Excerpt from a dataset
::::

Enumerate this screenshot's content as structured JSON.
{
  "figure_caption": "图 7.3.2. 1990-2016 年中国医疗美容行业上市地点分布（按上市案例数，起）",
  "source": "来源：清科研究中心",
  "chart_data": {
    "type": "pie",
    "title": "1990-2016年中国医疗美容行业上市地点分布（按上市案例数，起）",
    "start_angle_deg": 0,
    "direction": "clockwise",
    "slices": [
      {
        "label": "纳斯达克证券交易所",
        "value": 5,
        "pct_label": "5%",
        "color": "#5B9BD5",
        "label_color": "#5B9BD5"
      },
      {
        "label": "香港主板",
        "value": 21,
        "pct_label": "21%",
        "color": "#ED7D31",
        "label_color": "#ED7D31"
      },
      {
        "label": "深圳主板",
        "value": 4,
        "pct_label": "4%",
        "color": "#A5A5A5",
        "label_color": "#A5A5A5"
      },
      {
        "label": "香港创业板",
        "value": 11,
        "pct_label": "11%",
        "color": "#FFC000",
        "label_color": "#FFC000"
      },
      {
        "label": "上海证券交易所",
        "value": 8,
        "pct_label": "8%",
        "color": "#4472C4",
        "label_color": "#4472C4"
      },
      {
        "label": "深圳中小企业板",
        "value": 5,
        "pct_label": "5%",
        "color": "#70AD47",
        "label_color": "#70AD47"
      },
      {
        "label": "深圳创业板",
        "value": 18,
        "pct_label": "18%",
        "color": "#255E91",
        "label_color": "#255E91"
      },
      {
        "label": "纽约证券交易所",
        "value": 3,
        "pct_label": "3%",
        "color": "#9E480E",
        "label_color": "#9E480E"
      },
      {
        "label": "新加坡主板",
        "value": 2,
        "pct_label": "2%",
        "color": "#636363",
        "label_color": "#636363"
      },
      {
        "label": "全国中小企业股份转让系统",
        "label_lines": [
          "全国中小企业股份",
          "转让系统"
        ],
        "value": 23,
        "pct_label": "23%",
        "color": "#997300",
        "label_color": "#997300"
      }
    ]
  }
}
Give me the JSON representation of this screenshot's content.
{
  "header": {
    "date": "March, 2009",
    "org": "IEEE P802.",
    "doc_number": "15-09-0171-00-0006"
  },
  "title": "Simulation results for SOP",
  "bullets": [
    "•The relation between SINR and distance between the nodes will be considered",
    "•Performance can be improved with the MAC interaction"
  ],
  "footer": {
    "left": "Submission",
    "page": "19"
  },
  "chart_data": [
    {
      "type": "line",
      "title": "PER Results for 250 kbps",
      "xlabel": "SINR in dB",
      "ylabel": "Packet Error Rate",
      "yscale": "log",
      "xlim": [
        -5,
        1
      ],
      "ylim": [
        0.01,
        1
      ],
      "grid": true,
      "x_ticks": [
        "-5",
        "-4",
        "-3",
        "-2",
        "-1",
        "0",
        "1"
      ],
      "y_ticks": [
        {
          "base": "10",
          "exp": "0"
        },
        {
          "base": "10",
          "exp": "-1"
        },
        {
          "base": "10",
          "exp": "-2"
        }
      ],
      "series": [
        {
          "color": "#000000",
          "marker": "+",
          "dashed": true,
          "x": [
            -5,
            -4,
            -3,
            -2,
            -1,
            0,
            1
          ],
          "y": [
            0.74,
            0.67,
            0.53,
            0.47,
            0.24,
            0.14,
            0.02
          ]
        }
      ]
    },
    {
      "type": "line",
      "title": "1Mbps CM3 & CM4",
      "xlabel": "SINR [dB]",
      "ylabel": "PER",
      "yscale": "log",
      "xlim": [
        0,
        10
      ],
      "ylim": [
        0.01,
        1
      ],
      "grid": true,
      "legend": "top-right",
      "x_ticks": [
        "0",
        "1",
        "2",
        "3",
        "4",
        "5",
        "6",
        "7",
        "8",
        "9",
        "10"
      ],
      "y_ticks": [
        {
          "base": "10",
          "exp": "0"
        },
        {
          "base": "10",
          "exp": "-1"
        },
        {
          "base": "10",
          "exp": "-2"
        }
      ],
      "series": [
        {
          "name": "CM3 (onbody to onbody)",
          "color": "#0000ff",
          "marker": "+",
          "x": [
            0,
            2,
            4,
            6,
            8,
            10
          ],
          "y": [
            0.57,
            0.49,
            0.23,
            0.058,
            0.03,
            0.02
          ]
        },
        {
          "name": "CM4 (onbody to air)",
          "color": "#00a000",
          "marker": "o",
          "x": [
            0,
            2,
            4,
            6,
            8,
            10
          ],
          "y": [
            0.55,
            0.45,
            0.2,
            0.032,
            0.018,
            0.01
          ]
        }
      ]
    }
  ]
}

::::

SET EXERCISE
Transcribe each entry exactly.

EXERCISE OUTPUT
Enumerate this screenshot's content as structured JSON.
{
  "figure_caption": "图 7.3.2. 1990-2016 年中国医疗美容行业上市地点分布（按上市案例数，起）",
  "source": "来源：清科研究中心",
  "chart_data": {
    "type": "pie",
    "title": "1990-2016年中国医疗美容行业上市地点分布（按上市案例数，起）",
    "start_angle_deg": 0,
    "direction": "clockwise",
    "slices": [
      {
        "label": "纳斯达克证券交易所",
        "value": 5,
        "pct_label": "5%",
        "color": "#5B9BD5",
        "label_color": "#5B9BD5"
      },
      {
        "label": "香港主板",
        "value": 21,
        "pct_label": "21%",
        "color": "#ED7D31",
        "label_color": "#ED7D31"
      },
      {
        "label": "深圳主板",
        "value": 4,
        "pct_label": "4%",
        "color": "#A5A5A5",
        "label_color": "#A5A5A5"
      },
      {
        "label": "香港创业板",
        "value": 11,
        "pct_label": "11%",
        "color": "#FFC000",
        "label_color": "#FFC000"
      },
      {
        "label": "上海证券交易所",
        "value": 8,
        "pct_label": "8%",
        "color": "#4472C4",
        "label_color": "#4472C4"
      },
      {
        "label": "深圳中小企业板",
        "value": 5,
        "pct_label": "5%",
        "color": "#70AD47",
        "label_color": "#70AD47"
      },
      {
        "label": "深圳创业板",
        "value": 18,
        "pct_label": "18%",
        "color": "#255E91",
        "label_color": "#255E91"
      },
      {
        "label": "纽约证券交易所",
        "value": 3,
        "pct_label": "3%",
        "color": "#9E480E",
        "label_color": "#9E480E"
      },
      {
        "label": "新加坡主板",
        "value": 2,
        "pct_label": "2%",
        "color": "#636363",
        "label_color": "#636363"
      },
      {
        "label": "全国中小企业股份转让系统",
        "label_lines": [
          "全国中小企业股份",
          "转让系统"
        ],
        "value": 23,
        "pct_label": "23%",
        "color": "#997300",
        "label_color": "#997300"
      }
    ]
  }
}
Give me the JSON representation of this screenshot's content.
{
  "header": {
    "date": "March, 2009",
    "org": "IEEE P802.",
    "doc_number": "15-09-0171-00-0006"
  },
  "title": "Simulation results for SOP",
  "bullets": [
    "•The relation between SINR and distance between the nodes will be considered",
    "•Performance can be improved with the MAC interaction"
  ],
  "footer": {
    "left": "Submission",
    "page": "19"
  },
  "chart_data": [
    {
      "type": "line",
      "title": "PER Results for 250 kbps",
      "xlabel": "SINR in dB",
      "ylabel": "Packet Error Rate",
      "yscale": "log",
      "xlim": [
        -5,
        1
      ],
      "ylim": [
        0.01,
        1
      ],
      "grid": true,
      "x_ticks": [
        "-5",
        "-4",
        "-3",
        "-2",
        "-1",
        "0",
        "1"
      ],
      "y_ticks": [
        {
          "base": "10",
          "exp": "0"
        },
        {
          "base": "10",
          "exp": "-1"
        },
        {
          "base": "10",
          "exp": "-2"
        }
      ],
      "series": [
        {
          "color": "#000000",
          "marker": "+",
          "dashed": true,
          "x": [
            -5,
            -4,
            -3,
            -2,
            -1,
            0,
            1
          ],
          "y": [
            0.74,
            0.67,
            0.53,
            0.47,
            0.24,
            0.14,
            0.02
          ]
        }
      ]
    },
    {
      "type": "line",
      "title": "1Mbps CM3 & CM4",
      "xlabel": "SINR [dB]",
      "ylabel": "PER",
      "yscale": "log",
      "xlim": [
        0,
        10
      ],
      "ylim": [
        0.01,
        1
      ],
      "grid": true,
      "legend": "top-right",
      "x_ticks": [
        "0",
        "1",
        "2",
        "3",
        "4",
        "5",
        "6",
        "7",
        "8",
        "9",
        "10"
      ],
      "y_ticks": [
        {
          "base": "10",
          "exp": "0"
        },
        {
          "base": "10",
          "exp": "-1"
        },
        {
          "base": "10",
          "exp": "-2"
        }
      ],
      "series": [
        {
          "name": "CM3 (onbody to onbody)",
          "color": "#0000ff",
          "marker": "+",
          "x": [
            0,
            2,
            4,
            6,
            8,
            10
          ],
          "y": [
            0.57,
            0.49,
            0.23,
            0.058,
            0.03,
            0.02
          ]
        },
        {
          "name": "CM4 (onbody to air)",
          "color": "#00a000",
          "marker": "o",
          "x": [
            0,
            2,
            4,
            6,
            8,
            10
          ],
          "y": [
            0.55,
            0.45,
            0.2,
            0.032,
            0.018,
            0.01
          ]
        }
      ]
    }
  ]
}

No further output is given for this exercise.